:: INPUT RECORDS ::
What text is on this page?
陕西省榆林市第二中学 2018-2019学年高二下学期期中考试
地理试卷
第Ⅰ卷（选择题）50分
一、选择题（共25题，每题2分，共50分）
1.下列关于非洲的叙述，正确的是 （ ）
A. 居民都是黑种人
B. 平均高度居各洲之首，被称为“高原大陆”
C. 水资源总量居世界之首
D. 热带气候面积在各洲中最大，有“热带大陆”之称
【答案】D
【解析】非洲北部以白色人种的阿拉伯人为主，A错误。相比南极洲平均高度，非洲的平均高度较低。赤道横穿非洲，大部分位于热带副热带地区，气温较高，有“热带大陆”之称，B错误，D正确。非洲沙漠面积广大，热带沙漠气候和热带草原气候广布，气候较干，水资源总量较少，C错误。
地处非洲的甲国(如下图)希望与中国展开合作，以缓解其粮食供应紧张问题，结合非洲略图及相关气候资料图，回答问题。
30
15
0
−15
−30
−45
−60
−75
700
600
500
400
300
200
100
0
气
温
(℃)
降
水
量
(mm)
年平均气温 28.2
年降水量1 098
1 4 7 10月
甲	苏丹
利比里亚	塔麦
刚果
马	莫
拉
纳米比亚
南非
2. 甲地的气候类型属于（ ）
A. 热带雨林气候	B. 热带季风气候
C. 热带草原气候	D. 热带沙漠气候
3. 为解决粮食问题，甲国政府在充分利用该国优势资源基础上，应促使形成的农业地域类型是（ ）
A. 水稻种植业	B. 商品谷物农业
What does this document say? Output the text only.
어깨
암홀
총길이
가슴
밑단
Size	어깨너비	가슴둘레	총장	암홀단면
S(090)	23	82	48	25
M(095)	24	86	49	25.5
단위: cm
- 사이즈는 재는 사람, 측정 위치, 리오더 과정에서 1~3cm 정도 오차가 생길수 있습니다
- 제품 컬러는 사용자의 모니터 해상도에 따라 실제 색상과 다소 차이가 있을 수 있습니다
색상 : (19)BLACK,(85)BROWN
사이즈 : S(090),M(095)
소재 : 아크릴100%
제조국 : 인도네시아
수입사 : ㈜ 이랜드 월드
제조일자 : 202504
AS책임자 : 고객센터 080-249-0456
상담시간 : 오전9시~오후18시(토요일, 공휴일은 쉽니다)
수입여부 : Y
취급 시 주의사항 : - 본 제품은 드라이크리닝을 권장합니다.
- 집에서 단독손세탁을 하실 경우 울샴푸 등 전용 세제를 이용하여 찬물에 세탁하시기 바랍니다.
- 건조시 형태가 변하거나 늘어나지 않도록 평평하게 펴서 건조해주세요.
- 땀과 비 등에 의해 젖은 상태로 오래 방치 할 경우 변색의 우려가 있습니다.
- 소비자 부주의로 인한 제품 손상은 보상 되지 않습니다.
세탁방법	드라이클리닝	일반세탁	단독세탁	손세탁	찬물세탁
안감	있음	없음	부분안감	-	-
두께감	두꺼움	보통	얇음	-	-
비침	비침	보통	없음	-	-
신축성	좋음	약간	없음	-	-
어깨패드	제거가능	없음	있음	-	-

:: PROBLEM REQUIREMENTS ::
Starting at the line that contains "What does this", write out every line to the end of the entries, exactly as given.

:: FULL SOLUTION ::
What does this document say? Output the text only.
어깨
암홀
총길이
가슴
밑단
Size	어깨너비	가슴둘레	총장	암홀단면
S(090)	23	82	48	25
M(095)	24	86	49	25.5
단위: cm
- 사이즈는 재는 사람, 측정 위치, 리오더 과정에서 1~3cm 정도 오차가 생길수 있습니다
- 제품 컬러는 사용자의 모니터 해상도에 따라 실제 색상과 다소 차이가 있을 수 있습니다
색상 : (19)BLACK,(85)BROWN
사이즈 : S(090),M(095)
소재 : 아크릴100%
제조국 : 인도네시아
수입사 : ㈜ 이랜드 월드
제조일자 : 202504
AS책임자 : 고객센터 080-249-0456
상담시간 : 오전9시~오후18시(토요일, 공휴일은 쉽니다)
수입여부 : Y
취급 시 주의사항 : - 본 제품은 드라이크리닝을 권장합니다.
- 집에서 단독손세탁을 하실 경우 울샴푸 등 전용 세제를 이용하여 찬물에 세탁하시기 바랍니다.
- 건조시 형태가 변하거나 늘어나지 않도록 평평하게 펴서 건조해주세요.
- 땀과 비 등에 의해 젖은 상태로 오래 방치 할 경우 변색의 우려가 있습니다.
- 소비자 부주의로 인한 제품 손상은 보상 되지 않습니다.
세탁방법	드라이클리닝	일반세탁	단독세탁	손세탁	찬물세탁
안감	있음	없음	부분안감	-	-
두께감	두꺼움	보통	얇음	-	-
비침	비침	보통	없음	-	-
신축성	좋음	약간	없음	-	-
어깨패드	제거가능	없음	있음	-	-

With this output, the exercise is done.